Start of RECORDS FOR THIS EXERCISE

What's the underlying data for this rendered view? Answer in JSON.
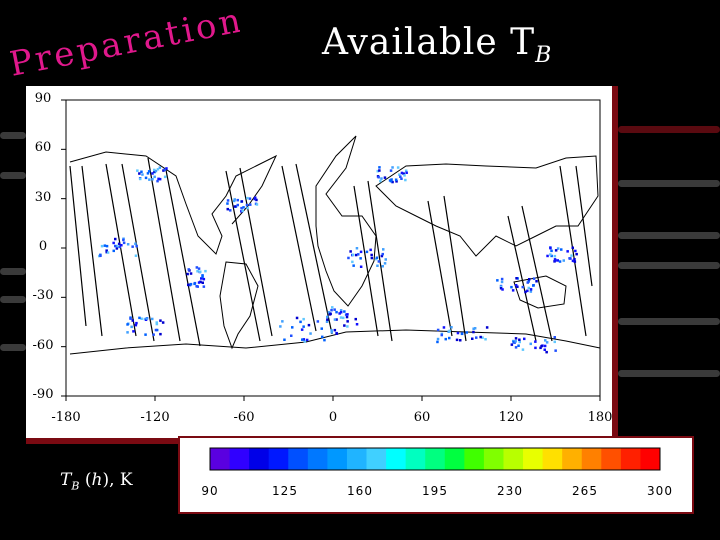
{
  "slide": {
    "preparation_title": "Preparation",
    "main_title_text": "Available T",
    "main_title_sub": "B",
    "legend_label_T": "T",
    "legend_label_sub": "B",
    "legend_label_h": "h",
    "legend_label_unit": "K"
  },
  "map": {
    "y_ticks": [
      "90",
      "60",
      "30",
      "0",
      "-30",
      "-60",
      "-90"
    ],
    "x_ticks": [
      "-180",
      "-120",
      "-60",
      "0",
      "60",
      "120",
      "180"
    ]
  },
  "colorbar": {
    "ticks": [
      "90",
      "125",
      "160",
      "195",
      "230",
      "265",
      "300"
    ],
    "colors": [
      "#5a00e0",
      "#3000ff",
      "#0000e8",
      "#0018ff",
      "#0050ff",
      "#0078ff",
      "#0098ff",
      "#20b4ff",
      "#40d0ff",
      "#00ffff",
      "#00ffc0",
      "#00ff80",
      "#00ff40",
      "#40ff00",
      "#80ff00",
      "#b8ff00",
      "#e8ff00",
      "#ffe000",
      "#ffb000",
      "#ff8000",
      "#ff5000",
      "#ff2000",
      "#ff0000"
    ]
  },
  "colors": {
    "title_pink": "#e0188c",
    "frame_red": "#7a0a12"
  }
}
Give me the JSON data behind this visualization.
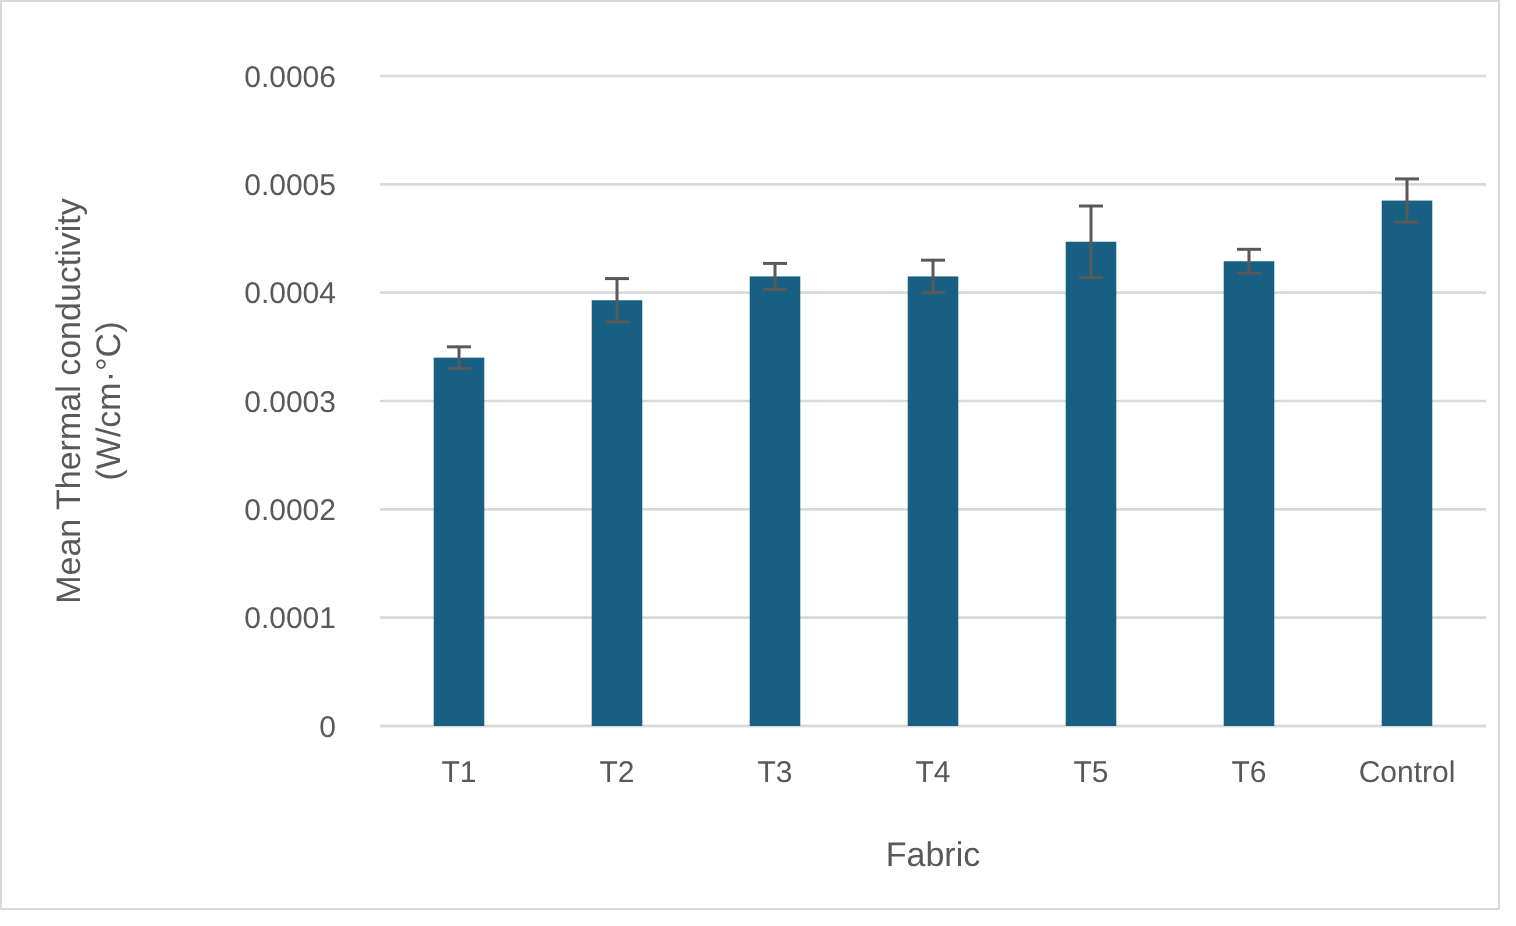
{
  "chart_data": {
    "type": "bar",
    "xlabel": "Fabric",
    "ylabel": "Mean Thermal conductivity (W/cm·°C)",
    "categories": [
      "T1",
      "T2",
      "T3",
      "T4",
      "T5",
      "T6",
      "Control"
    ],
    "values": [
      0.00034,
      0.000393,
      0.000415,
      0.000415,
      0.000447,
      0.000429,
      0.000485
    ],
    "errors": [
      1e-05,
      2e-05,
      1.2e-05,
      1.5e-05,
      3.3e-05,
      1.1e-05,
      2e-05
    ],
    "color": "#176083",
    "ylim": [
      0,
      0.0006
    ],
    "yticks": [
      0,
      0.0001,
      0.0002,
      0.0003,
      0.0004,
      0.0005,
      0.0006
    ],
    "grid": "y"
  }
}
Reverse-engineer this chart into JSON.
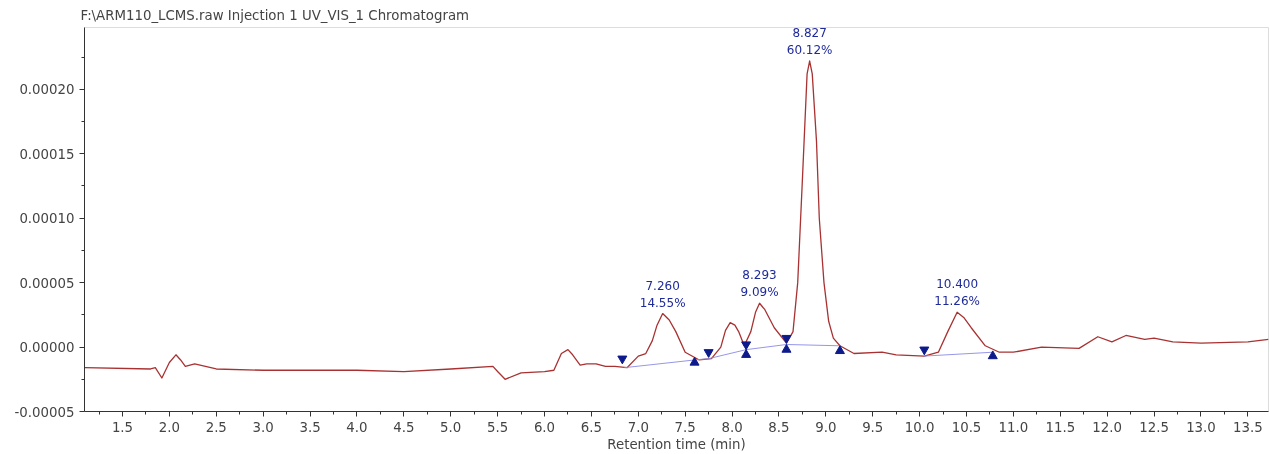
{
  "chart_data": {
    "type": "line",
    "title": "F:\\ARM110_LCMS.raw Injection 1 UV_VIS_1 Chromatogram",
    "xlabel": "Retention time (min)",
    "xlim": [
      1.095,
      13.72
    ],
    "ylim": [
      -5e-05,
      0.000248
    ],
    "xticks": [
      {
        "value": 1.25,
        "label": null
      },
      {
        "value": 1.5,
        "label": "1.5"
      },
      {
        "value": 1.75,
        "label": null
      },
      {
        "value": 2,
        "label": "2.0"
      },
      {
        "value": 2.25,
        "label": null
      },
      {
        "value": 2.5,
        "label": "2.5"
      },
      {
        "value": 2.75,
        "label": null
      },
      {
        "value": 3,
        "label": "3.0"
      },
      {
        "value": 3.25,
        "label": null
      },
      {
        "value": 3.5,
        "label": "3.5"
      },
      {
        "value": 3.75,
        "label": null
      },
      {
        "value": 4,
        "label": "4.0"
      },
      {
        "value": 4.25,
        "label": null
      },
      {
        "value": 4.5,
        "label": "4.5"
      },
      {
        "value": 4.75,
        "label": null
      },
      {
        "value": 5,
        "label": "5.0"
      },
      {
        "value": 5.25,
        "label": null
      },
      {
        "value": 5.5,
        "label": "5.5"
      },
      {
        "value": 5.75,
        "label": null
      },
      {
        "value": 6,
        "label": "6.0"
      },
      {
        "value": 6.25,
        "label": null
      },
      {
        "value": 6.5,
        "label": "6.5"
      },
      {
        "value": 6.75,
        "label": null
      },
      {
        "value": 7,
        "label": "7.0"
      },
      {
        "value": 7.25,
        "label": null
      },
      {
        "value": 7.5,
        "label": "7.5"
      },
      {
        "value": 7.75,
        "label": null
      },
      {
        "value": 8,
        "label": "8.0"
      },
      {
        "value": 8.25,
        "label": null
      },
      {
        "value": 8.5,
        "label": "8.5"
      },
      {
        "value": 8.75,
        "label": null
      },
      {
        "value": 9,
        "label": "9.0"
      },
      {
        "value": 9.25,
        "label": null
      },
      {
        "value": 9.5,
        "label": "9.5"
      },
      {
        "value": 9.75,
        "label": null
      },
      {
        "value": 10,
        "label": "10.0"
      },
      {
        "value": 10.25,
        "label": null
      },
      {
        "value": 10.5,
        "label": "10.5"
      },
      {
        "value": 10.75,
        "label": null
      },
      {
        "value": 11,
        "label": "11.0"
      },
      {
        "value": 11.25,
        "label": null
      },
      {
        "value": 11.5,
        "label": "11.5"
      },
      {
        "value": 11.75,
        "label": null
      },
      {
        "value": 12,
        "label": "12.0"
      },
      {
        "value": 12.25,
        "label": null
      },
      {
        "value": 12.5,
        "label": "12.5"
      },
      {
        "value": 12.75,
        "label": null
      },
      {
        "value": 13,
        "label": "13.0"
      },
      {
        "value": 13.25,
        "label": null
      },
      {
        "value": 13.5,
        "label": "13.5"
      }
    ],
    "yticks": [
      {
        "value": -5e-05,
        "label": "-0.00005"
      },
      {
        "value": -2.5e-05,
        "label": null
      },
      {
        "value": 0,
        "label": "0.00000"
      },
      {
        "value": 2.5e-05,
        "label": null
      },
      {
        "value": 5e-05,
        "label": "0.00005"
      },
      {
        "value": 7.5e-05,
        "label": null
      },
      {
        "value": 0.0001,
        "label": "0.00010"
      },
      {
        "value": 0.000125,
        "label": null
      },
      {
        "value": 0.00015,
        "label": "0.00015"
      },
      {
        "value": 0.000175,
        "label": null
      },
      {
        "value": 0.0002,
        "label": "0.00020"
      },
      {
        "value": 0.000225,
        "label": null
      }
    ],
    "grid": false,
    "series": [
      {
        "color": "#a83232",
        "x": [
          1.1,
          1.8,
          1.85,
          1.92,
          2.0,
          2.07,
          2.12,
          2.17,
          2.27,
          2.5,
          3.0,
          4.0,
          4.5,
          5.0,
          5.45,
          5.5,
          5.58,
          5.75,
          6.0,
          6.1,
          6.18,
          6.25,
          6.3,
          6.38,
          6.45,
          6.55,
          6.65,
          6.75,
          6.88,
          7.0,
          7.08,
          7.15,
          7.2,
          7.26,
          7.33,
          7.4,
          7.5,
          7.65,
          7.78,
          7.88,
          7.93,
          7.98,
          8.03,
          8.07,
          8.13,
          8.2,
          8.25,
          8.293,
          8.35,
          8.45,
          8.58,
          8.65,
          8.7,
          8.75,
          8.8,
          8.827,
          8.855,
          8.9,
          8.93,
          8.98,
          9.03,
          9.08,
          9.15,
          9.3,
          9.6,
          9.75,
          10.05,
          10.2,
          10.3,
          10.4,
          10.47,
          10.55,
          10.7,
          10.85,
          11.0,
          11.3,
          11.7,
          11.9,
          12.05,
          12.2,
          12.4,
          12.5,
          12.7,
          13.0,
          13.5,
          13.72
        ],
        "values": [
          -1.6e-05,
          -1.7e-05,
          -1.6e-05,
          -2.4e-05,
          -1.2e-05,
          -6e-06,
          -1e-05,
          -1.5e-05,
          -1.3e-05,
          -1.7e-05,
          -1.8e-05,
          -1.8e-05,
          -1.9e-05,
          -1.7e-05,
          -1.5e-05,
          -1.9e-05,
          -2.5e-05,
          -2e-05,
          -1.9e-05,
          -1.8e-05,
          -5e-06,
          -2e-06,
          -6e-06,
          -1.4e-05,
          -1.3e-05,
          -1.3e-05,
          -1.5e-05,
          -1.5e-05,
          -1.6e-05,
          -7e-06,
          -5e-06,
          5e-06,
          1.7e-05,
          2.6e-05,
          2.1e-05,
          1.2e-05,
          -4e-06,
          -1e-05,
          -9e-06,
          0.0,
          1.3e-05,
          1.9e-05,
          1.7e-05,
          1.2e-05,
          1e-06,
          1.2e-05,
          2.7e-05,
          3.4e-05,
          2.9e-05,
          1.5e-05,
          3e-06,
          1.2e-05,
          5e-05,
          0.00013,
          0.000212,
          0.000222,
          0.000212,
          0.00016,
          0.0001,
          5e-05,
          2e-05,
          7e-06,
          1e-06,
          -5e-06,
          -4e-06,
          -6e-06,
          -7e-06,
          -4e-06,
          1.2e-05,
          2.7e-05,
          2.3e-05,
          1.5e-05,
          1e-06,
          -4e-06,
          -4e-06,
          0.0,
          -1e-06,
          8e-06,
          4e-06,
          9e-06,
          6e-06,
          7e-06,
          4e-06,
          3e-06,
          4e-06,
          6e-06
        ]
      },
      {
        "color": "#8a8ae6",
        "x": [
          6.85,
          7.6,
          7.75,
          8.15,
          8.58,
          9.15
        ],
        "values": [
          -1.6e-05,
          -1e-05,
          -9e-06,
          -2e-06,
          2e-06,
          1e-06
        ]
      },
      {
        "color": "#8a8ae6",
        "x": [
          10.05,
          10.78
        ],
        "values": [
          -7e-06,
          -4e-06
        ]
      },
      {
        "type": "scatter",
        "color": "#0d1a8c",
        "x": [
          6.83,
          7.75,
          8.15,
          8.58,
          10.05
        ],
        "values": [
          -9e-06,
          -4e-06,
          2e-06,
          7e-06,
          -2e-06
        ]
      },
      {
        "type": "scatter",
        "marker": "triangle",
        "color": "#0d1a8c",
        "x": [
          7.6,
          8.15,
          8.58,
          9.15,
          10.78
        ],
        "values": [
          -1.2e-05,
          -6e-06,
          -2e-06,
          -3e-06,
          -7e-06
        ]
      }
    ],
    "annotations": [
      {
        "text": "7.260\n14.55%",
        "x": 7.26,
        "y": 2.6e-05
      },
      {
        "text": "8.293\n9.09%",
        "x": 8.293,
        "y": 3.4e-05
      },
      {
        "text": "8.827\n60.12%",
        "x": 8.827,
        "y": 0.000222
      },
      {
        "text": "10.400\n11.26%",
        "x": 10.4,
        "y": 2.7e-05
      }
    ]
  }
}
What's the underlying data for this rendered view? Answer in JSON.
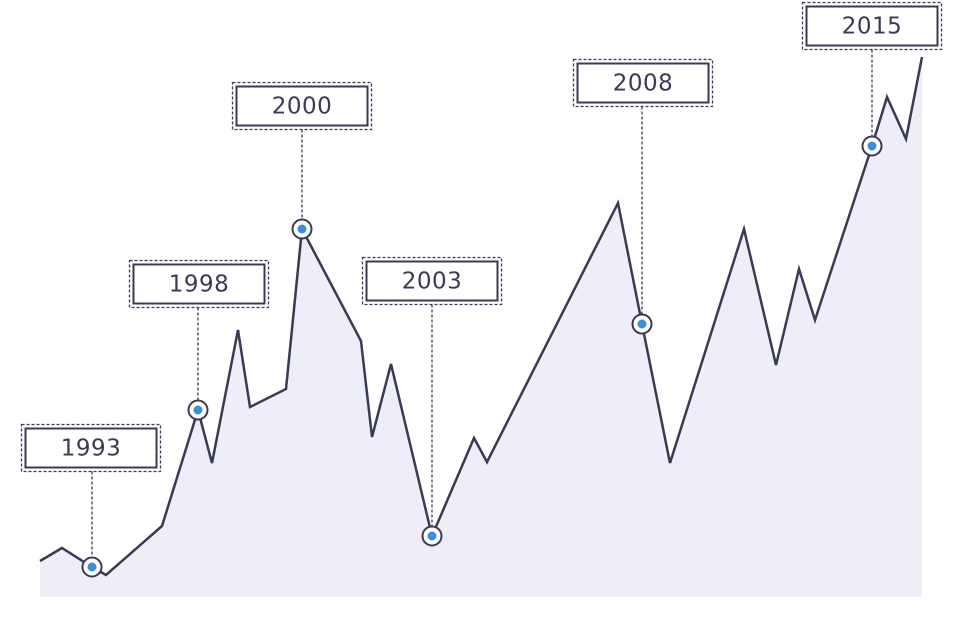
{
  "annotations": [
    {
      "label": "1993"
    },
    {
      "label": "1998"
    },
    {
      "label": "2000"
    },
    {
      "label": "2003"
    },
    {
      "label": "2008"
    },
    {
      "label": "2015"
    }
  ]
}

End of RECORDS FOR THIS EXERCISE

AIM:
Above are the entries; count how many of their lines contain the word "xlabel" and give only that number.

FULL ANSWER:
2